Die einzige Anlageklasse, die heute die politischen Unsicherheiten rund um Italien widerspiegelte, waren italienische Staatsanleihen, die heute unter Verkaufsdruck gerieten. Dies trieb die Rendite der zehnjährigen
Titel auf 1,990 von 1,902 Prozent. Diesem Trend konnten sich die Bonds aus Spanien und Portugal nicht entziehen. Sie rentierten bei 1,565 und 3,744 Prozent.

An den Aktienmärkten in Asien hielten sich die negativen Reaktionen auf das Ergebnis des Referendums in Grenzen. In Tokio schloss der Nikkei-Index für 225 führende Werte 0,8 Prozent im Minus bei 18.275 Punkten. In Südkorea, Hongkong, Australien und Taiwan lagen die Verluste der Leitindizes bei jeweils unter 0,3 Prozent.

Die Niederlage Renzis gab Japan einen Vorgeschmack, was dem Yen aus Europa droht. Kaum sagten die Prognosen Renzi eine deutliche Niederlage voraus, sackte der Euro gegenüber dem Yen mehr als zwei Prozent in den 119-Yen-Bereich ab. Auch der US-Dollar sank kurzzeitig um einen Yen auf 112,90 Yen.

Datenzeilen →
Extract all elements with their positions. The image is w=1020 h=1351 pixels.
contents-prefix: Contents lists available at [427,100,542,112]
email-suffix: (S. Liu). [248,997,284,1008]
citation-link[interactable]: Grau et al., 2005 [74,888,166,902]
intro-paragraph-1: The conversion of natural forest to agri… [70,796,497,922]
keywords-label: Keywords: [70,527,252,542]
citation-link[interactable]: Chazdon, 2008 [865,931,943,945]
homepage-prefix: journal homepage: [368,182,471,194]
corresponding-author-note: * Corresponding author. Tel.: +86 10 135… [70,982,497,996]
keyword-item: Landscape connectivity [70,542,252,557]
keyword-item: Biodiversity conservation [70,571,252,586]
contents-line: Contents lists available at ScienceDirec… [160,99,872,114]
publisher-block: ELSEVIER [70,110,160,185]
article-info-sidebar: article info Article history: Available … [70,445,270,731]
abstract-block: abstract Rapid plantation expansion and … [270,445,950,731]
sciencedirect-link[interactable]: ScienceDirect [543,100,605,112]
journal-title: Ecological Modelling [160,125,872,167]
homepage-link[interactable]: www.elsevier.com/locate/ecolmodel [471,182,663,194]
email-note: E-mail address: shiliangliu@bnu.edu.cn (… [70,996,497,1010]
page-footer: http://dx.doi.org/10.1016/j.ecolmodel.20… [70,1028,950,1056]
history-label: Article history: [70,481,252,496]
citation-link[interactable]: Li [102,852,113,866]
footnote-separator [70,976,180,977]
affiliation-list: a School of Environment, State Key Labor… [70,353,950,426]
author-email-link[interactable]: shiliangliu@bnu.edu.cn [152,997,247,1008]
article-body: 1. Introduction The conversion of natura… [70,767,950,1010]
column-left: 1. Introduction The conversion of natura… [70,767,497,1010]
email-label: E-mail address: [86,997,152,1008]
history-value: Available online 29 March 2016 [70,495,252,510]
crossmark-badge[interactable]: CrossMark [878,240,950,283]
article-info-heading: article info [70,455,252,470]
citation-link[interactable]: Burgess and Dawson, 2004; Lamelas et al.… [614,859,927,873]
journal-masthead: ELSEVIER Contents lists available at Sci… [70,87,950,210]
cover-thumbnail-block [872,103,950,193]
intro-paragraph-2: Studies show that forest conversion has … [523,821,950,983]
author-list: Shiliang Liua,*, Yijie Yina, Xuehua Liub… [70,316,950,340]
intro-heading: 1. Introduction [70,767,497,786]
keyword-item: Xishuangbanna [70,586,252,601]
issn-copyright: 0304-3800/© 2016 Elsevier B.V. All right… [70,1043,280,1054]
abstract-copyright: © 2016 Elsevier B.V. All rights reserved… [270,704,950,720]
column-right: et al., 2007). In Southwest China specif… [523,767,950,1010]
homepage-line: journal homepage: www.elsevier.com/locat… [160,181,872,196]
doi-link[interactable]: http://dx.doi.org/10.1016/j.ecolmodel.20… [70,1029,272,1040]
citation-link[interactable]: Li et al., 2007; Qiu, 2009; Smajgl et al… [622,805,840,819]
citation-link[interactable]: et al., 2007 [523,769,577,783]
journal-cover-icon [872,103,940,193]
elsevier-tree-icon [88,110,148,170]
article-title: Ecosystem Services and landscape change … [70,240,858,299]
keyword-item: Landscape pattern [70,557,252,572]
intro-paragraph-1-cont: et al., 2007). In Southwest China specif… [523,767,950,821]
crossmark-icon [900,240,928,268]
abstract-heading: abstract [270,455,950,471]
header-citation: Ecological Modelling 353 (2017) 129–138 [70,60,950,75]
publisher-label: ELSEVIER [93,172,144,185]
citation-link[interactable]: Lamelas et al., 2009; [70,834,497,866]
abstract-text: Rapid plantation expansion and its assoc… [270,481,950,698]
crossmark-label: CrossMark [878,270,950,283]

* * *

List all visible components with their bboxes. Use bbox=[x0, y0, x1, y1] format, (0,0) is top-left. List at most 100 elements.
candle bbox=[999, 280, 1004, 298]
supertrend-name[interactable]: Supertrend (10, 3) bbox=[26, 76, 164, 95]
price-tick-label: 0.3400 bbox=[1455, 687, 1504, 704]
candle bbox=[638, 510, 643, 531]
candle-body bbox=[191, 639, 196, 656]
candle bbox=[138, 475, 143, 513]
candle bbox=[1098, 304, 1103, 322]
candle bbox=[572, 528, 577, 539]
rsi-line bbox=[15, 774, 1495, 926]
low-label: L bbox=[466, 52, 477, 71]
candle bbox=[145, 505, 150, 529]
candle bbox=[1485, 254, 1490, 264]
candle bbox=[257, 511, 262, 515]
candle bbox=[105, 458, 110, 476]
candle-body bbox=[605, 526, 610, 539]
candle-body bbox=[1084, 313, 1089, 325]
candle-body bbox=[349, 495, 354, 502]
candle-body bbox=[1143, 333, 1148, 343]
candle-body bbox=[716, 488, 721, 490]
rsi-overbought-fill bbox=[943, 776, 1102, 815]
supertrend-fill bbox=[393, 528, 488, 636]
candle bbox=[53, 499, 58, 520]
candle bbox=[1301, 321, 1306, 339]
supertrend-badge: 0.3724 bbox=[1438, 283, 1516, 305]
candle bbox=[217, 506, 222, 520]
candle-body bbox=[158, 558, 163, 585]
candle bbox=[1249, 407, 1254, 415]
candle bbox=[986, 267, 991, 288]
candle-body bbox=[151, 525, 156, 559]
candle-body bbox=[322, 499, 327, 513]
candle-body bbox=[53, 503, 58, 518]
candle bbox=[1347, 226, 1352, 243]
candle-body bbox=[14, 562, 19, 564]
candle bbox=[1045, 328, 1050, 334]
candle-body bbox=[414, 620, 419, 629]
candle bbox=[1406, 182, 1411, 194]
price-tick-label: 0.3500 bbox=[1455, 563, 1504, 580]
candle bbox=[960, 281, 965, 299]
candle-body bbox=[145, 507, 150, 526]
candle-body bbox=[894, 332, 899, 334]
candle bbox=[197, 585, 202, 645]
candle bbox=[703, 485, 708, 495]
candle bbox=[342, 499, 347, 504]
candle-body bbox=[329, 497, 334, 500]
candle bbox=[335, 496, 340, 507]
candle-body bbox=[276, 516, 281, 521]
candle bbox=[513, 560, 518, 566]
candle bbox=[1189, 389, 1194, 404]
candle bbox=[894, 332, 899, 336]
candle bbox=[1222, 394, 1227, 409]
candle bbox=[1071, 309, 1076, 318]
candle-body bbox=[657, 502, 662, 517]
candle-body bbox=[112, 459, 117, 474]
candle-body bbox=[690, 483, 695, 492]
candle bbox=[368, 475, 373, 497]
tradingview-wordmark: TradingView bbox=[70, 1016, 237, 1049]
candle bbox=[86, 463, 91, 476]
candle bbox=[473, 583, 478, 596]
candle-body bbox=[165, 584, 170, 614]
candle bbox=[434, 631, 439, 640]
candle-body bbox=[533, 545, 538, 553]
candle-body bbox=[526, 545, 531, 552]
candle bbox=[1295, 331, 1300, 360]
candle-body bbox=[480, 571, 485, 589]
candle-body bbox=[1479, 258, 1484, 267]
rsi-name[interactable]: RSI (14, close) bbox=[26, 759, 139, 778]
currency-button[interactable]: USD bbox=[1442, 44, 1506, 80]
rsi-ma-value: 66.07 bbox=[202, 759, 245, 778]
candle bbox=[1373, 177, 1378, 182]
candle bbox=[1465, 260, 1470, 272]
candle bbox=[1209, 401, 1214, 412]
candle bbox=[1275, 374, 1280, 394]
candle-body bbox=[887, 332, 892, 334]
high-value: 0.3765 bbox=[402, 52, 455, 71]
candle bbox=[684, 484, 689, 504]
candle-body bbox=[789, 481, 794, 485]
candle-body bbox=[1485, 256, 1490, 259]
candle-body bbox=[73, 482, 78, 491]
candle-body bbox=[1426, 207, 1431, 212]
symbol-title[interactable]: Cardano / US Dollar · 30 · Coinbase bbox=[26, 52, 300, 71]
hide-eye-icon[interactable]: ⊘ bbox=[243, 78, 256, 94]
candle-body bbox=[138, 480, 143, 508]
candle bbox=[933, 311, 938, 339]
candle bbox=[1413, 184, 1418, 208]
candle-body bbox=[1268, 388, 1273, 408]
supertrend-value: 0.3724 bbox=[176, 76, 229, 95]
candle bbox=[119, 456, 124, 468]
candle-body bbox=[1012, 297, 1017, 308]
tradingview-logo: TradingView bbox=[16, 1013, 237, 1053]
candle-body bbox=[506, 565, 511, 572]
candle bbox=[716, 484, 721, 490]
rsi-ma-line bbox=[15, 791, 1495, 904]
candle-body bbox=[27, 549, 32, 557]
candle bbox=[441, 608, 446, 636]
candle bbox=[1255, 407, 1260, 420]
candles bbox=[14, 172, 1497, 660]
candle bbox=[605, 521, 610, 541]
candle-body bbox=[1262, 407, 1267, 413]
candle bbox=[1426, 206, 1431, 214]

--

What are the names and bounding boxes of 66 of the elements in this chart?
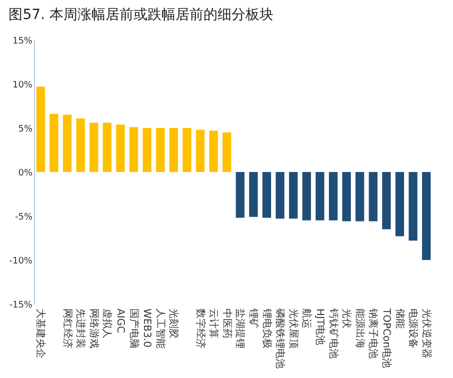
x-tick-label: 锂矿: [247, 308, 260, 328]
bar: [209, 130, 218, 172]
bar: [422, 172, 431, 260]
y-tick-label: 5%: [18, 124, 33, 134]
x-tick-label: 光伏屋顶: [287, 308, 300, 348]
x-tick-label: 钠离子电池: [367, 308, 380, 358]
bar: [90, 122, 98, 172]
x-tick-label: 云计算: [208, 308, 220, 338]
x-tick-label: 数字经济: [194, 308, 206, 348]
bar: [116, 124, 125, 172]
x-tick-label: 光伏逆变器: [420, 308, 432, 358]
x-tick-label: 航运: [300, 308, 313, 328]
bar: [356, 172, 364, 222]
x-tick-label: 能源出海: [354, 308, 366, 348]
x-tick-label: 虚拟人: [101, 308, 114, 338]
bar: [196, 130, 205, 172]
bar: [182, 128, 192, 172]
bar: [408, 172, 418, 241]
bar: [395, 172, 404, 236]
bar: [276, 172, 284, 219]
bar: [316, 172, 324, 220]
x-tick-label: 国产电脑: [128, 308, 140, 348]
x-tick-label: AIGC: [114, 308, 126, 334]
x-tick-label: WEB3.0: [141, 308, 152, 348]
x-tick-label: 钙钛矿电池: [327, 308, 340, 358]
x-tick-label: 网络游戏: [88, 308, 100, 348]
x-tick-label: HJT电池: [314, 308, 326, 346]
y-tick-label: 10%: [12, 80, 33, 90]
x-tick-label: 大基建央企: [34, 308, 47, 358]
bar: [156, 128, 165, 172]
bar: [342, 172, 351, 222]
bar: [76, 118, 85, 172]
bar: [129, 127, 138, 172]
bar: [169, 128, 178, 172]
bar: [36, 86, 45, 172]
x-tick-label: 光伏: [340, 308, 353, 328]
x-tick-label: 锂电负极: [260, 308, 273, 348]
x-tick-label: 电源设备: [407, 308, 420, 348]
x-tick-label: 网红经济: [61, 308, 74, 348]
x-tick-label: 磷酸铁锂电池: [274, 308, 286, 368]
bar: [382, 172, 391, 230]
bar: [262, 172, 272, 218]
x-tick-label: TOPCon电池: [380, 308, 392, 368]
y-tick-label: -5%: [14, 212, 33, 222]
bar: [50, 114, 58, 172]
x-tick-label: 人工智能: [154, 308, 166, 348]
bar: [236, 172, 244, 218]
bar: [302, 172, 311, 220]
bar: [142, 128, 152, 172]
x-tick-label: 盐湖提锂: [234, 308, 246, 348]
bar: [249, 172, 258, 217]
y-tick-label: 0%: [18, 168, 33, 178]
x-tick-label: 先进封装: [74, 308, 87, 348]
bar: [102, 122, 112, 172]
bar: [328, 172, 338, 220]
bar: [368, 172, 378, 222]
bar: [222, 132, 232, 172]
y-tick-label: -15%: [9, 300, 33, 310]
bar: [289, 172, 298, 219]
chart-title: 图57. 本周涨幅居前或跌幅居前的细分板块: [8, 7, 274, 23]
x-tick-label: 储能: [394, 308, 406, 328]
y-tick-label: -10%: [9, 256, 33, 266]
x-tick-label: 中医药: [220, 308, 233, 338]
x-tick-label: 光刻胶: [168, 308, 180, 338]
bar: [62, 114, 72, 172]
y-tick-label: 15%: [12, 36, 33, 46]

Aufgaben →
1. Beantworten Sie zum Text über die Marktreaktionen auf das Referendum die folgenden Fragen:
(a) Auf welchen Wert stieg die Rendite der zehnjährigen italienischen Staatsanleihen?
(b) Bei wie vielen Punkten schloss der Nikkei-Index in Tokio?
(c) Auf welchen Kurs sank der US-Dollar gegenüber dem Yen kurzzeitig?
2. Fassen Sie im Text über die Marktreaktionen auf das Referendum den Absatz, der mit „An den Aktienmärkten in Asien“ beginnt, als kurze Stichpunktliste zusammen.

Lösungen →
1.
(a) Auf 1,990 Prozent, von zuvor 1,902 Prozent.
(b) Bei 18.275 Punkten, mit einem Minus von 0,8 Prozent.
(c) Auf 112,90 Yen.

2.
- Asiatische Aktienmärkte: nur begrenzte negative Reaktionen auf das Ergebnis des Referendums
- Tokio: Nikkei-Index der 225 führenden Werte schloss 0,8 Prozent im Minus bei 18.275 Punkten
- Südkorea, Hongkong, Australien und Taiwan: Verluste der Leitindizes jeweils unter 0,3 Prozent